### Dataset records

┄┄┄┄┄┄

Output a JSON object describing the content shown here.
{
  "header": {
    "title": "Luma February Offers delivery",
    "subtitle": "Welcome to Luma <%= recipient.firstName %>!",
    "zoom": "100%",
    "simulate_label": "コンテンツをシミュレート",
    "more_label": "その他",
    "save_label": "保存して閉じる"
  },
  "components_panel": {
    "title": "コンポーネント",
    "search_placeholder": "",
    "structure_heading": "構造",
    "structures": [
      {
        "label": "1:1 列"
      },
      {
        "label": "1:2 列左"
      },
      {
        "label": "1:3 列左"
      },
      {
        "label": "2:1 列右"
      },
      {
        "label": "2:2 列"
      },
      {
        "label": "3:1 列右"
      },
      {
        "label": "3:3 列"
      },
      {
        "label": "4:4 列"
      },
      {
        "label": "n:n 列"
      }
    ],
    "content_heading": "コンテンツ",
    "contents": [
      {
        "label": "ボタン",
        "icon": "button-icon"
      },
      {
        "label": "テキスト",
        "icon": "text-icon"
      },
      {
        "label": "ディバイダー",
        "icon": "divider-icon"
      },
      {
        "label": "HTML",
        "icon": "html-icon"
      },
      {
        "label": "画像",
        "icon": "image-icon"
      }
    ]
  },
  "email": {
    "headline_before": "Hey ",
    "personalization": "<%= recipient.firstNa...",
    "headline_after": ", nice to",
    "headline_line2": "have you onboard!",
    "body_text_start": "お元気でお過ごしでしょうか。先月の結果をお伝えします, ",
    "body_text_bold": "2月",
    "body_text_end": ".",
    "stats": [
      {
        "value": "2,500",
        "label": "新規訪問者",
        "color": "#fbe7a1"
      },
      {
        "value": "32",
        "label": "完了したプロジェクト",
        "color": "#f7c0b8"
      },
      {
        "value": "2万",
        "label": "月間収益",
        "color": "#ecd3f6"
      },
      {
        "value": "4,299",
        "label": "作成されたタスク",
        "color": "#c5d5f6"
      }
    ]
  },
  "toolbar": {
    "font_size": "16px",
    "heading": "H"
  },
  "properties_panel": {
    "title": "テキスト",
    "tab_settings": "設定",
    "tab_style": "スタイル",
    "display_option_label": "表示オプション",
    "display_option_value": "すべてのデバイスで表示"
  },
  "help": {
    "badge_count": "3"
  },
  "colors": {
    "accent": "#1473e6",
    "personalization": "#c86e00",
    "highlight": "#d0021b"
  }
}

┄┄┄┄┄┄

### WHAT THIS TASK INVOLVES
Quote each line of the listing above exactly.

### EXERCISE OUTPUT
Output a JSON object describing the content shown here.
{
  "header": {
    "title": "Luma February Offers delivery",
    "subtitle": "Welcome to Luma <%= recipient.firstName %>!",
    "zoom": "100%",
    "simulate_label": "コンテンツをシミュレート",
    "more_label": "その他",
    "save_label": "保存して閉じる"
  },
  "components_panel": {
    "title": "コンポーネント",
    "search_placeholder": "",
    "structure_heading": "構造",
    "structures": [
      {
        "label": "1:1 列"
      },
      {
        "label": "1:2 列左"
      },
      {
        "label": "1:3 列左"
      },
      {
        "label": "2:1 列右"
      },
      {
        "label": "2:2 列"
      },
      {
        "label": "3:1 列右"
      },
      {
        "label": "3:3 列"
      },
      {
        "label": "4:4 列"
      },
      {
        "label": "n:n 列"
      }
    ],
    "content_heading": "コンテンツ",
    "contents": [
      {
        "label": "ボタン",
        "icon": "button-icon"
      },
      {
        "label": "テキスト",
        "icon": "text-icon"
      },
      {
        "label": "ディバイダー",
        "icon": "divider-icon"
      },
      {
        "label": "HTML",
        "icon": "html-icon"
      },
      {
        "label": "画像",
        "icon": "image-icon"
      }
    ]
  },
  "email": {
    "headline_before": "Hey ",
    "personalization": "<%= recipient.firstNa...",
    "headline_after": ", nice to",
    "headline_line2": "have you onboard!",
    "body_text_start": "お元気でお過ごしでしょうか。先月の結果をお伝えします, ",
    "body_text_bold": "2月",
    "body_text_end": ".",
    "stats": [
      {
        "value": "2,500",
        "label": "新規訪問者",
        "color": "#fbe7a1"
      },
      {
        "value": "32",
        "label": "完了したプロジェクト",
        "color": "#f7c0b8"
      },
      {
        "value": "2万",
        "label": "月間収益",
        "color": "#ecd3f6"
      },
      {
        "value": "4,299",
        "label": "作成されたタスク",
        "color": "#c5d5f6"
      }
    ]
  },
  "toolbar": {
    "font_size": "16px",
    "heading": "H"
  },
  "properties_panel": {
    "title": "テキスト",
    "tab_settings": "設定",
    "tab_style": "スタイル",
    "display_option_label": "表示オプション",
    "display_option_value": "すべてのデバイスで表示"
  },
  "help": {
    "badge_count": "3"
  },
  "colors": {
    "accent": "#1473e6",
    "personalization": "#c86e00",
    "highlight": "#d0021b"
  }
}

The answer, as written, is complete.